--- What you are asked to do ---
Locate the string "cities" in the listing below. Copy every line where it is found.
----- Data section -----
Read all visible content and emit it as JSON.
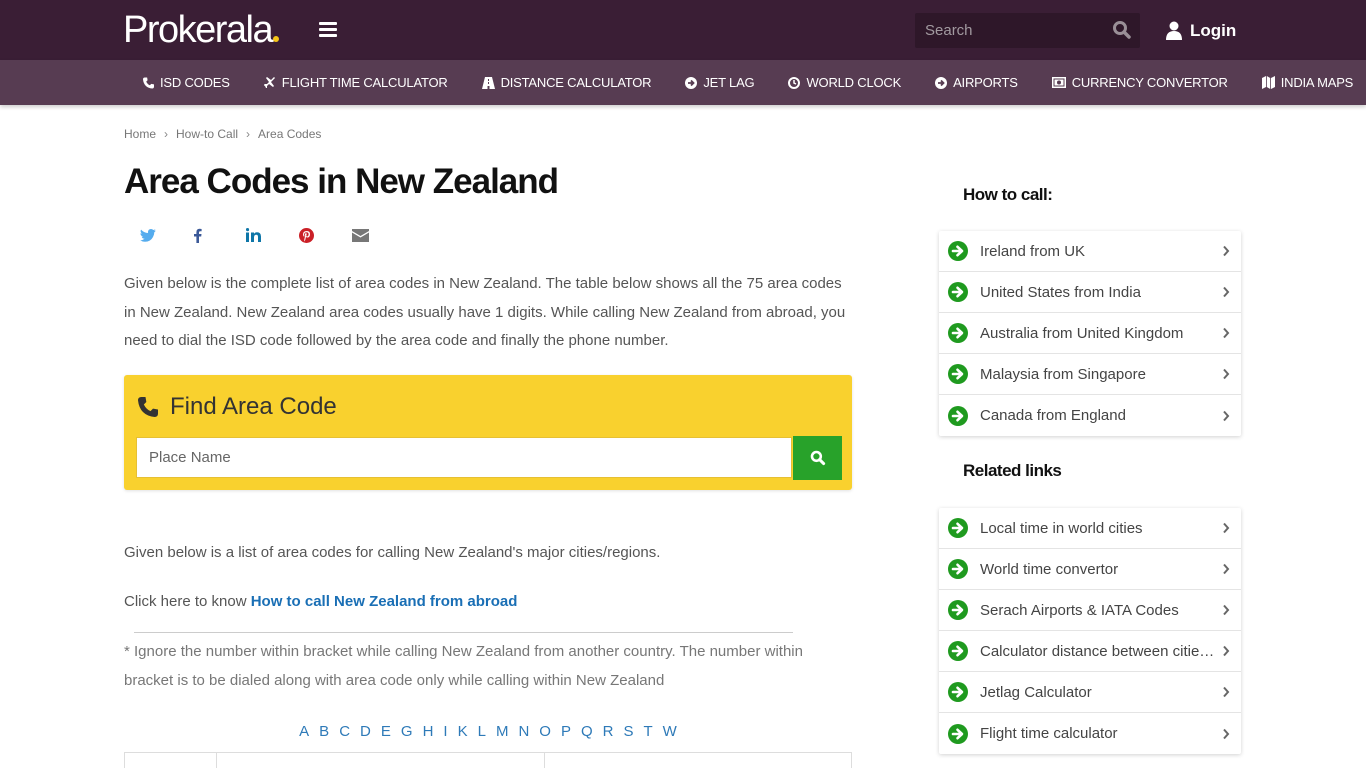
{
  "header": {
    "logo_text": "Prokerala",
    "search_placeholder": "Search",
    "login_label": "Login"
  },
  "nav": {
    "items": [
      {
        "label": "ISD CODES",
        "icon": "phone-icon"
      },
      {
        "label": "FLIGHT TIME CALCULATOR",
        "icon": "plane-icon"
      },
      {
        "label": "DISTANCE CALCULATOR",
        "icon": "road-icon"
      },
      {
        "label": "JET LAG",
        "icon": "arrow-circle-icon"
      },
      {
        "label": "WORLD CLOCK",
        "icon": "clock-icon"
      },
      {
        "label": "AIRPORTS",
        "icon": "arrow-circle-icon"
      },
      {
        "label": "CURRENCY CONVERTOR",
        "icon": "money-icon"
      },
      {
        "label": "INDIA MAPS",
        "icon": "map-icon"
      }
    ]
  },
  "breadcrumb": {
    "items": [
      "Home",
      "How-to Call",
      "Area Codes"
    ],
    "separator": "›"
  },
  "page": {
    "title": "Area Codes in New Zealand",
    "share": [
      "twitter",
      "facebook",
      "linkedin",
      "pinterest",
      "email"
    ],
    "intro": "Given below is the complete list of area codes in New Zealand. The table below shows all the 75 area codes in New Zealand. New Zealand area codes usually have 1 digits. While calling New Zealand from abroad, you need to dial the ISD code followed by the area code and finally the phone number.",
    "finder": {
      "title": "Find Area Code",
      "placeholder": "Place Name"
    },
    "list_intro": "Given below is a list of area codes for calling New Zealand's major cities/regions.",
    "click_prefix": "Click here to know ",
    "click_link": "How to call New Zealand from abroad",
    "note": "* Ignore the number within bracket while calling New Zealand from another country. The number within bracket is to be dialed along with area code only while calling within New Zealand",
    "alphabet": [
      "A",
      "B",
      "C",
      "D",
      "E",
      "G",
      "H",
      "I",
      "K",
      "L",
      "M",
      "N",
      "O",
      "P",
      "Q",
      "R",
      "S",
      "T",
      "W"
    ]
  },
  "sidebar": {
    "how_to_call": {
      "heading": "How to call:",
      "items": [
        "Ireland from UK",
        "United States from India",
        "Australia from United Kingdom",
        "Malaysia from Singapore",
        "Canada from England"
      ]
    },
    "related": {
      "heading": "Related links",
      "items": [
        "Local time in world cities",
        "World time convertor",
        "Serach Airports & IATA Codes",
        "Calculator distance between cities...",
        "Jetlag Calculator",
        "Flight time calculator"
      ]
    }
  },
  "colors": {
    "header_bg": "#3a1e35",
    "nav_bg": "#573c52",
    "finder_bg": "#f9d12e",
    "accent_green": "#28a22a",
    "link_blue": "#1a6fb5"
  }
}
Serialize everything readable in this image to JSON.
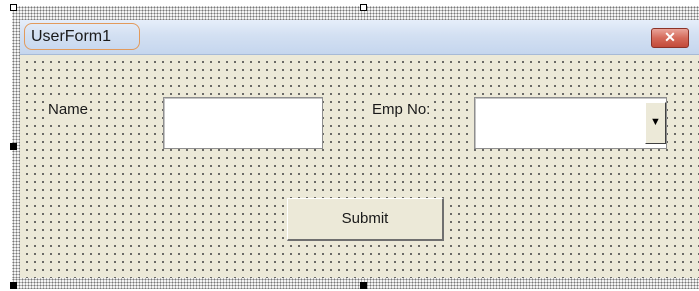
{
  "window": {
    "title": "UserForm1",
    "close_glyph": "✕",
    "title_highlight_color": "#e29a5c",
    "close_color": "#d56a5a"
  },
  "form": {
    "name_label": "Name",
    "name_value": "",
    "emp_label": "Emp No:",
    "emp_value": "",
    "dropdown_icon": "dropdown-arrow-icon",
    "submit_label": "Submit"
  }
}
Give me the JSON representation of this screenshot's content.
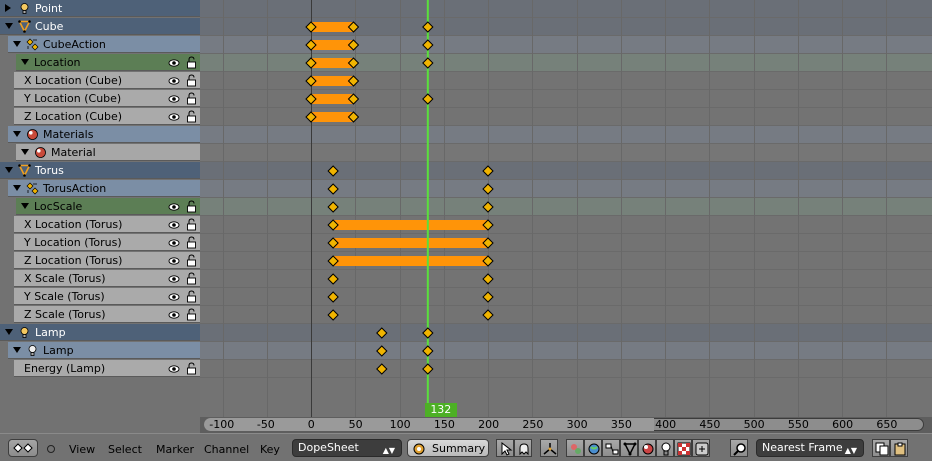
{
  "channels": [
    {
      "label": "Point",
      "level": "object",
      "indent": 0,
      "icon": "lamp-icon",
      "expanded": false
    },
    {
      "label": "Cube",
      "level": "object",
      "indent": 0,
      "icon": "mesh-icon",
      "expanded": true
    },
    {
      "label": "CubeAction",
      "level": "action",
      "indent": 1,
      "icon": "action-icon",
      "expanded": true
    },
    {
      "label": "Location",
      "level": "group",
      "indent": 2,
      "icon": "",
      "expanded": true
    },
    {
      "label": "X Location (Cube)",
      "level": "fcurve",
      "indent": 3,
      "icon": ""
    },
    {
      "label": "Y Location (Cube)",
      "level": "fcurve",
      "indent": 3,
      "icon": ""
    },
    {
      "label": "Z Location (Cube)",
      "level": "fcurve",
      "indent": 3,
      "icon": ""
    },
    {
      "label": "Materials",
      "level": "matgroup",
      "indent": 1,
      "icon": "material-icon",
      "expanded": true
    },
    {
      "label": "Material",
      "level": "material",
      "indent": 2,
      "icon": "material-icon",
      "expanded": true
    },
    {
      "label": "Torus",
      "level": "object",
      "indent": 0,
      "icon": "mesh-icon",
      "expanded": true
    },
    {
      "label": "TorusAction",
      "level": "action",
      "indent": 1,
      "icon": "action-icon",
      "expanded": true
    },
    {
      "label": "LocScale",
      "level": "group",
      "indent": 2,
      "icon": "",
      "expanded": true
    },
    {
      "label": "X Location (Torus)",
      "level": "fcurve",
      "indent": 3,
      "icon": ""
    },
    {
      "label": "Y Location (Torus)",
      "level": "fcurve",
      "indent": 3,
      "icon": ""
    },
    {
      "label": "Z Location (Torus)",
      "level": "fcurve",
      "indent": 3,
      "icon": ""
    },
    {
      "label": "X Scale (Torus)",
      "level": "fcurve",
      "indent": 3,
      "icon": ""
    },
    {
      "label": "Y Scale (Torus)",
      "level": "fcurve",
      "indent": 3,
      "icon": ""
    },
    {
      "label": "Z Scale (Torus)",
      "level": "fcurve",
      "indent": 3,
      "icon": ""
    },
    {
      "label": "Lamp",
      "level": "object",
      "indent": 0,
      "icon": "lamp-icon",
      "expanded": true
    },
    {
      "label": "Lamp",
      "level": "action",
      "indent": 1,
      "icon": "lamp-data-icon",
      "expanded": true
    },
    {
      "label": "Energy (Lamp)",
      "level": "fcurve",
      "indent": 1,
      "icon": ""
    }
  ],
  "keyframes": [
    {
      "row": 1,
      "frames": [
        0,
        48,
        132
      ],
      "holds": [
        [
          0,
          48
        ]
      ]
    },
    {
      "row": 2,
      "frames": [
        0,
        48,
        132
      ],
      "holds": [
        [
          0,
          48
        ]
      ]
    },
    {
      "row": 3,
      "frames": [
        0,
        48,
        132
      ],
      "holds": [
        [
          0,
          48
        ]
      ]
    },
    {
      "row": 4,
      "frames": [
        0,
        48
      ],
      "holds": [
        [
          0,
          48
        ]
      ]
    },
    {
      "row": 5,
      "frames": [
        0,
        48,
        132
      ],
      "holds": [
        [
          0,
          48
        ]
      ]
    },
    {
      "row": 6,
      "frames": [
        0,
        48
      ],
      "holds": [
        [
          0,
          48
        ]
      ]
    },
    {
      "row": 9,
      "frames": [
        25,
        200
      ],
      "holds": []
    },
    {
      "row": 10,
      "frames": [
        25,
        200
      ],
      "holds": []
    },
    {
      "row": 11,
      "frames": [
        25,
        200
      ],
      "holds": []
    },
    {
      "row": 12,
      "frames": [
        25,
        200
      ],
      "holds": [
        [
          25,
          200
        ]
      ]
    },
    {
      "row": 13,
      "frames": [
        25,
        200
      ],
      "holds": [
        [
          25,
          200
        ]
      ]
    },
    {
      "row": 14,
      "frames": [
        25,
        200
      ],
      "holds": [
        [
          25,
          200
        ]
      ]
    },
    {
      "row": 15,
      "frames": [
        25,
        200
      ],
      "holds": []
    },
    {
      "row": 16,
      "frames": [
        25,
        200
      ],
      "holds": []
    },
    {
      "row": 17,
      "frames": [
        25,
        200
      ],
      "holds": []
    },
    {
      "row": 18,
      "frames": [
        80,
        132
      ],
      "holds": []
    },
    {
      "row": 19,
      "frames": [
        80,
        132
      ],
      "holds": []
    },
    {
      "row": 20,
      "frames": [
        80,
        132
      ],
      "holds": []
    }
  ],
  "timeline": {
    "ticks": [
      "-100",
      "-50",
      "0",
      "50",
      "100",
      "150",
      "200",
      "250",
      "300",
      "350",
      "400",
      "450",
      "500",
      "550",
      "600",
      "650"
    ],
    "tick_values": [
      -100,
      -50,
      0,
      50,
      100,
      150,
      200,
      250,
      300,
      350,
      400,
      450,
      500,
      550,
      600,
      650
    ],
    "current_frame": "132",
    "current_frame_value": 132
  },
  "colors": {
    "keyframe": "#f0b400",
    "hold": "#ff9408",
    "playhead": "#5ae03c",
    "frame_badge": "#4db025"
  },
  "header": {
    "menus": [
      "View",
      "Select",
      "Marker",
      "Channel",
      "Key"
    ],
    "mode": "DopeSheet",
    "summary_label": "Summary",
    "snap": "Nearest Frame"
  }
}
-----
--- Exercise answer ---
    "list_intro": "Given below is a list of area codes for calling New Zealand's major cities/regions.",
        "Local time in world cities",
        "Calculator distance between cities...",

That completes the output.